Task directions: Reproduce the records below in full and word for word, excluding pictures.

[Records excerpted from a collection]

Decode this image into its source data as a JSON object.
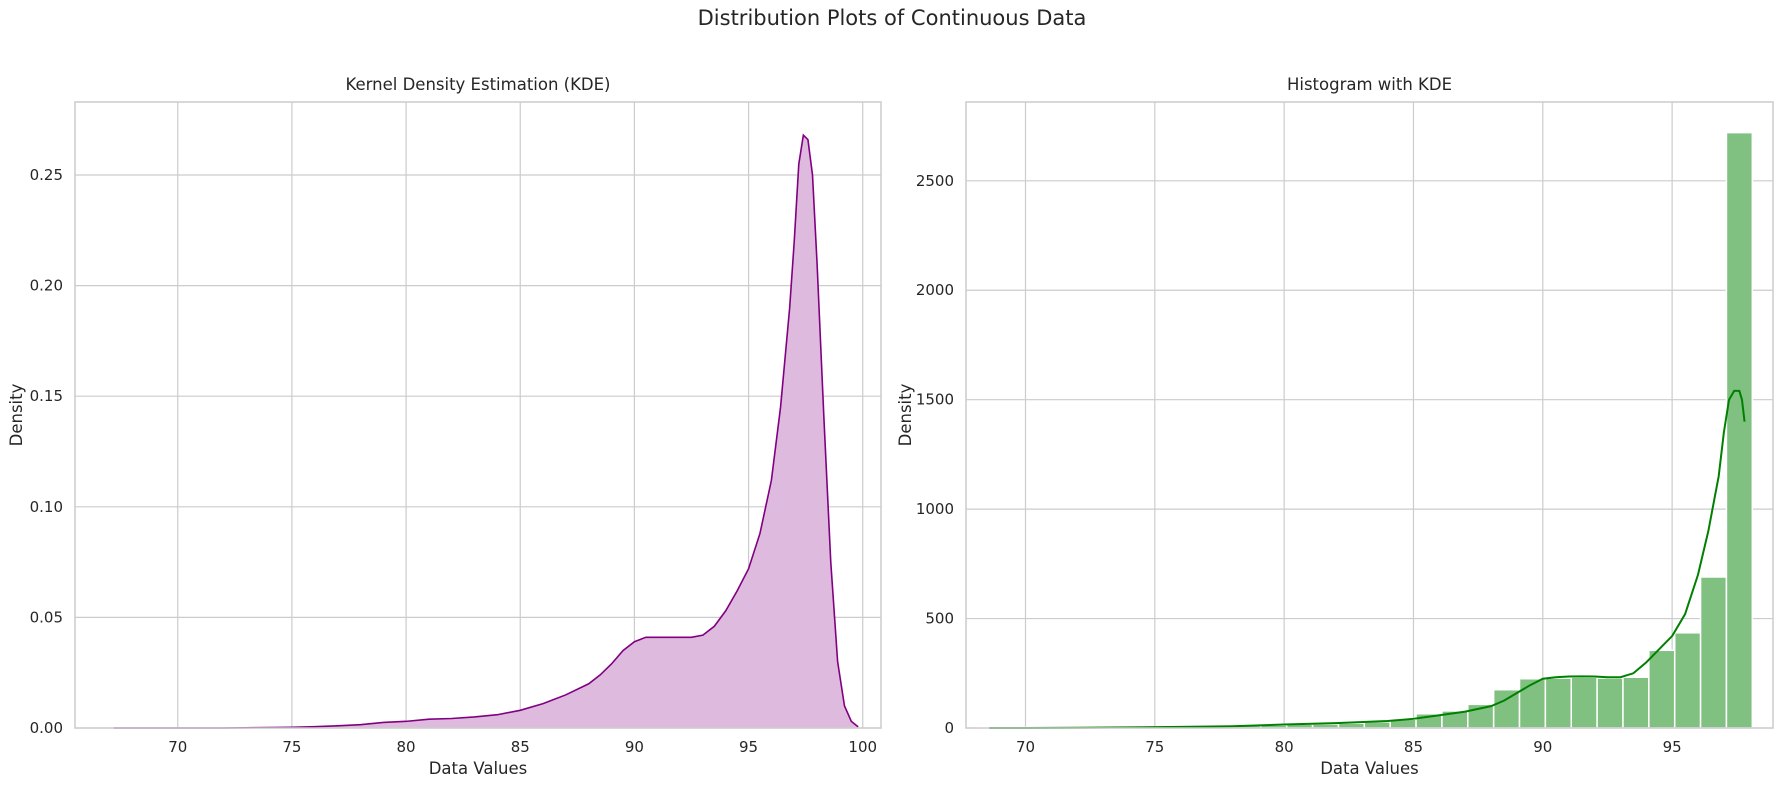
{
  "suptitle": "Distribution Plots of Continuous Data",
  "chart_data": [
    {
      "type": "area",
      "title": "Kernel Density Estimation (KDE)",
      "xlabel": "Data Values",
      "ylabel": "Density",
      "xlim": [
        65.5,
        100.8
      ],
      "ylim": [
        0,
        0.283
      ],
      "xticks": [
        70,
        75,
        80,
        85,
        90,
        95,
        100
      ],
      "yticks": [
        0.0,
        0.05,
        0.1,
        0.15,
        0.2,
        0.25
      ],
      "ytick_labels": [
        "0.00",
        "0.05",
        "0.10",
        "0.15",
        "0.20",
        "0.25"
      ],
      "grid": true,
      "line_color": "#800080",
      "fill_color": "#dfbadf",
      "series": [
        {
          "x": [
            67.2,
            70,
            72,
            74,
            75,
            76,
            77,
            78,
            79,
            80,
            81,
            82,
            83,
            84,
            85,
            86,
            87,
            88,
            88.5,
            89,
            89.5,
            90,
            90.5,
            91,
            91.5,
            92,
            92.5,
            93,
            93.5,
            94,
            94.5,
            95,
            95.5,
            96,
            96.4,
            96.8,
            97.0,
            97.2,
            97.4,
            97.6,
            97.8,
            98.0,
            98.3,
            98.6,
            98.9,
            99.2,
            99.5,
            99.8
          ],
          "y": [
            0.0,
            0.0,
            0.0,
            0.0002,
            0.0003,
            0.0006,
            0.001,
            0.0015,
            0.0025,
            0.003,
            0.004,
            0.0043,
            0.005,
            0.006,
            0.008,
            0.011,
            0.015,
            0.02,
            0.024,
            0.029,
            0.035,
            0.039,
            0.041,
            0.041,
            0.041,
            0.041,
            0.041,
            0.042,
            0.046,
            0.053,
            0.062,
            0.072,
            0.088,
            0.112,
            0.145,
            0.19,
            0.22,
            0.255,
            0.268,
            0.266,
            0.25,
            0.21,
            0.14,
            0.075,
            0.03,
            0.01,
            0.003,
            0.0005
          ]
        }
      ]
    },
    {
      "type": "bar",
      "title": "Histogram with KDE",
      "xlabel": "Data Values",
      "ylabel": "Density",
      "xlim": [
        67.7,
        98.9
      ],
      "ylim": [
        0,
        2860
      ],
      "xticks": [
        70,
        75,
        80,
        85,
        90,
        95
      ],
      "yticks": [
        0,
        500,
        1000,
        1500,
        2000,
        2500
      ],
      "grid": true,
      "bar_color": "#80c080",
      "line_color": "#008000",
      "bin_width": 1.0,
      "bins": [
        {
          "x": 68.6,
          "value": 3
        },
        {
          "x": 69.6,
          "value": 3
        },
        {
          "x": 70.6,
          "value": 3
        },
        {
          "x": 71.6,
          "value": 3
        },
        {
          "x": 72.6,
          "value": 3
        },
        {
          "x": 73.6,
          "value": 3
        },
        {
          "x": 74.6,
          "value": 4
        },
        {
          "x": 75.6,
          "value": 4
        },
        {
          "x": 76.6,
          "value": 5
        },
        {
          "x": 77.6,
          "value": 7
        },
        {
          "x": 78.6,
          "value": 10
        },
        {
          "x": 79.6,
          "value": 13
        },
        {
          "x": 80.6,
          "value": 17
        },
        {
          "x": 81.6,
          "value": 18
        },
        {
          "x": 82.6,
          "value": 22
        },
        {
          "x": 83.6,
          "value": 28
        },
        {
          "x": 84.6,
          "value": 40
        },
        {
          "x": 85.6,
          "value": 65
        },
        {
          "x": 86.6,
          "value": 78
        },
        {
          "x": 87.6,
          "value": 108
        },
        {
          "x": 88.6,
          "value": 175
        },
        {
          "x": 89.6,
          "value": 225
        },
        {
          "x": 90.6,
          "value": 228
        },
        {
          "x": 91.6,
          "value": 232
        },
        {
          "x": 92.6,
          "value": 228
        },
        {
          "x": 93.6,
          "value": 232
        },
        {
          "x": 94.6,
          "value": 355
        },
        {
          "x": 95.6,
          "value": 435
        },
        {
          "x": 96.6,
          "value": 690
        },
        {
          "x": 97.6,
          "value": 2720
        }
      ],
      "kde": {
        "x": [
          68.6,
          70,
          72,
          74,
          76,
          78,
          80,
          82,
          84,
          85,
          86,
          87,
          88,
          88.5,
          89,
          89.5,
          90,
          90.5,
          91,
          91.5,
          92,
          92.5,
          93,
          93.5,
          94,
          94.5,
          95,
          95.5,
          96,
          96.4,
          96.8,
          97.0,
          97.2,
          97.4,
          97.6,
          97.7,
          97.8
        ],
        "y": [
          0,
          0,
          1,
          3,
          5,
          8,
          16,
          22,
          32,
          42,
          58,
          75,
          100,
          125,
          160,
          195,
          225,
          232,
          235,
          236,
          235,
          232,
          232,
          250,
          300,
          360,
          420,
          520,
          700,
          900,
          1150,
          1350,
          1500,
          1540,
          1540,
          1500,
          1400
        ]
      }
    }
  ]
}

Output of the exercise:
Decode this image into its source data as a JSON object.
{
  "suptitle": "Distribution Plots of Continuous Data",
  "chart_data": [
    {
      "type": "area",
      "title": "Kernel Density Estimation (KDE)",
      "xlabel": "Data Values",
      "ylabel": "Density",
      "xlim": [
        65.5,
        100.8
      ],
      "ylim": [
        0,
        0.283
      ],
      "xticks": [
        70,
        75,
        80,
        85,
        90,
        95,
        100
      ],
      "yticks": [
        0.0,
        0.05,
        0.1,
        0.15,
        0.2,
        0.25
      ],
      "ytick_labels": [
        "0.00",
        "0.05",
        "0.10",
        "0.15",
        "0.20",
        "0.25"
      ],
      "grid": true,
      "line_color": "#800080",
      "fill_color": "#dfbadf",
      "series": [
        {
          "x": [
            67.2,
            70,
            72,
            74,
            75,
            76,
            77,
            78,
            79,
            80,
            81,
            82,
            83,
            84,
            85,
            86,
            87,
            88,
            88.5,
            89,
            89.5,
            90,
            90.5,
            91,
            91.5,
            92,
            92.5,
            93,
            93.5,
            94,
            94.5,
            95,
            95.5,
            96,
            96.4,
            96.8,
            97.0,
            97.2,
            97.4,
            97.6,
            97.8,
            98.0,
            98.3,
            98.6,
            98.9,
            99.2,
            99.5,
            99.8
          ],
          "y": [
            0.0,
            0.0,
            0.0,
            0.0002,
            0.0003,
            0.0006,
            0.001,
            0.0015,
            0.0025,
            0.003,
            0.004,
            0.0043,
            0.005,
            0.006,
            0.008,
            0.011,
            0.015,
            0.02,
            0.024,
            0.029,
            0.035,
            0.039,
            0.041,
            0.041,
            0.041,
            0.041,
            0.041,
            0.042,
            0.046,
            0.053,
            0.062,
            0.072,
            0.088,
            0.112,
            0.145,
            0.19,
            0.22,
            0.255,
            0.268,
            0.266,
            0.25,
            0.21,
            0.14,
            0.075,
            0.03,
            0.01,
            0.003,
            0.0005
          ]
        }
      ]
    },
    {
      "type": "bar",
      "title": "Histogram with KDE",
      "xlabel": "Data Values",
      "ylabel": "Density",
      "xlim": [
        67.7,
        98.9
      ],
      "ylim": [
        0,
        2860
      ],
      "xticks": [
        70,
        75,
        80,
        85,
        90,
        95
      ],
      "yticks": [
        0,
        500,
        1000,
        1500,
        2000,
        2500
      ],
      "grid": true,
      "bar_color": "#80c080",
      "line_color": "#008000",
      "bin_width": 1.0,
      "bins": [
        {
          "x": 68.6,
          "value": 3
        },
        {
          "x": 69.6,
          "value": 3
        },
        {
          "x": 70.6,
          "value": 3
        },
        {
          "x": 71.6,
          "value": 3
        },
        {
          "x": 72.6,
          "value": 3
        },
        {
          "x": 73.6,
          "value": 3
        },
        {
          "x": 74.6,
          "value": 4
        },
        {
          "x": 75.6,
          "value": 4
        },
        {
          "x": 76.6,
          "value": 5
        },
        {
          "x": 77.6,
          "value": 7
        },
        {
          "x": 78.6,
          "value": 10
        },
        {
          "x": 79.6,
          "value": 13
        },
        {
          "x": 80.6,
          "value": 17
        },
        {
          "x": 81.6,
          "value": 18
        },
        {
          "x": 82.6,
          "value": 22
        },
        {
          "x": 83.6,
          "value": 28
        },
        {
          "x": 84.6,
          "value": 40
        },
        {
          "x": 85.6,
          "value": 65
        },
        {
          "x": 86.6,
          "value": 78
        },
        {
          "x": 87.6,
          "value": 108
        },
        {
          "x": 88.6,
          "value": 175
        },
        {
          "x": 89.6,
          "value": 225
        },
        {
          "x": 90.6,
          "value": 228
        },
        {
          "x": 91.6,
          "value": 232
        },
        {
          "x": 92.6,
          "value": 228
        },
        {
          "x": 93.6,
          "value": 232
        },
        {
          "x": 94.6,
          "value": 355
        },
        {
          "x": 95.6,
          "value": 435
        },
        {
          "x": 96.6,
          "value": 690
        },
        {
          "x": 97.6,
          "value": 2720
        }
      ],
      "kde": {
        "x": [
          68.6,
          70,
          72,
          74,
          76,
          78,
          80,
          82,
          84,
          85,
          86,
          87,
          88,
          88.5,
          89,
          89.5,
          90,
          90.5,
          91,
          91.5,
          92,
          92.5,
          93,
          93.5,
          94,
          94.5,
          95,
          95.5,
          96,
          96.4,
          96.8,
          97.0,
          97.2,
          97.4,
          97.6,
          97.7,
          97.8
        ],
        "y": [
          0,
          0,
          1,
          3,
          5,
          8,
          16,
          22,
          32,
          42,
          58,
          75,
          100,
          125,
          160,
          195,
          225,
          232,
          235,
          236,
          235,
          232,
          232,
          250,
          300,
          360,
          420,
          520,
          700,
          900,
          1150,
          1350,
          1500,
          1540,
          1540,
          1500,
          1400
        ]
      }
    }
  ]
}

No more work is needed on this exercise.